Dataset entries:
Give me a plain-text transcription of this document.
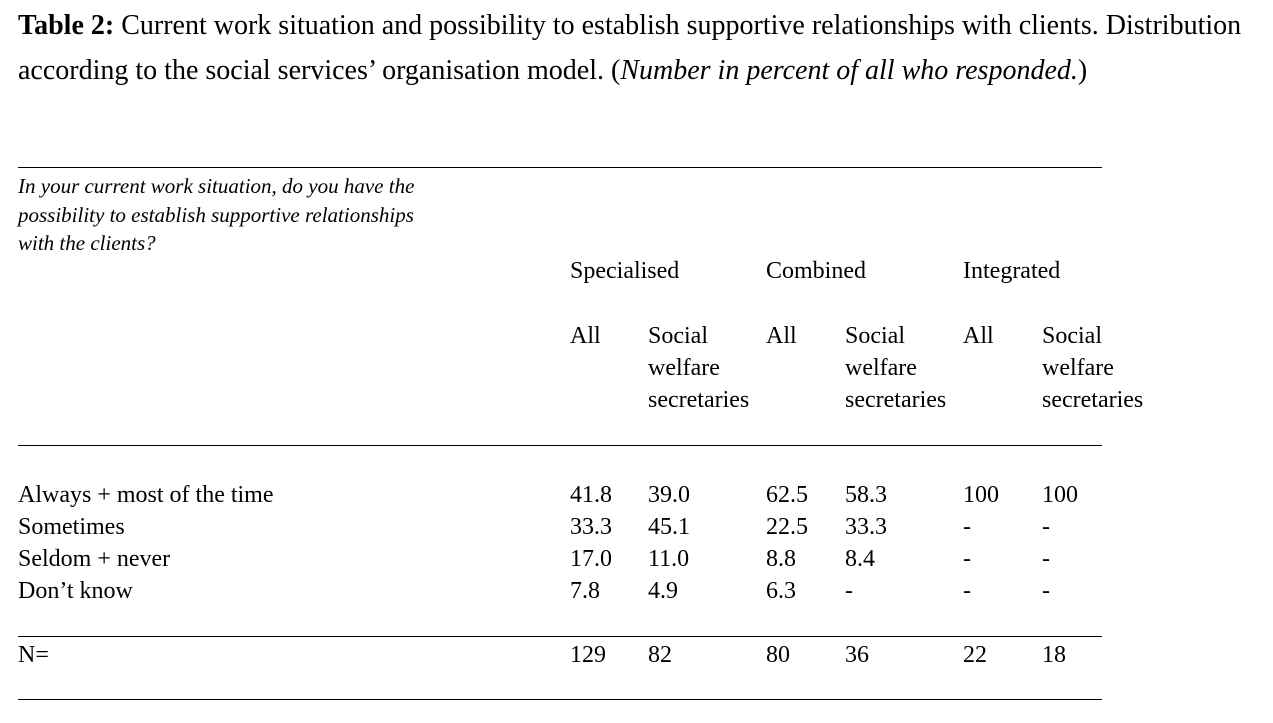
Table 2: Current work situation and possibility to establish supportive relationships with clients. Distribution according to the social services’ organisation model. (Number in percent of all who responded.)

In your current work situation, do you have the possibility to establish supportive relationships with the clients?
Specialised	Combined	Integrated
All Social welfare secretaries
All Social welfare secretaries
All Social welfare secretaries
Always + most of the time	41.8 39.0	62.5 58.3	100 100
Sometimes	33.3 45.1	22.5 33.3	-	-
Seldom + never	17.0 11.0	8.8 8.4	-	-
Don’t know	7.8 4.9	6.3 -	-	-
N=	129 82	80 36	22 18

Work instructions
Quote the records above exactly, leaving out any pictures.

Final answer
Give me a plain-text transcription of this document.
Table 2: Current work situation and possibility to establish supportive relationships with clients. Distribution according to the social services’ organisation model. (Number in percent of all who responded.)

In your current work situation, do you have the possibility to establish supportive relationships with the clients?
Specialised	Combined	Integrated
All Social welfare secretaries
All Social welfare secretaries
All Social welfare secretaries
Always + most of the time	41.8 39.0	62.5 58.3	100 100
Sometimes	33.3 45.1	22.5 33.3	-	-
Seldom + never	17.0 11.0	8.8 8.4	-	-
Don’t know	7.8 4.9	6.3 -	-	-
N=	129 82	80 36	22 18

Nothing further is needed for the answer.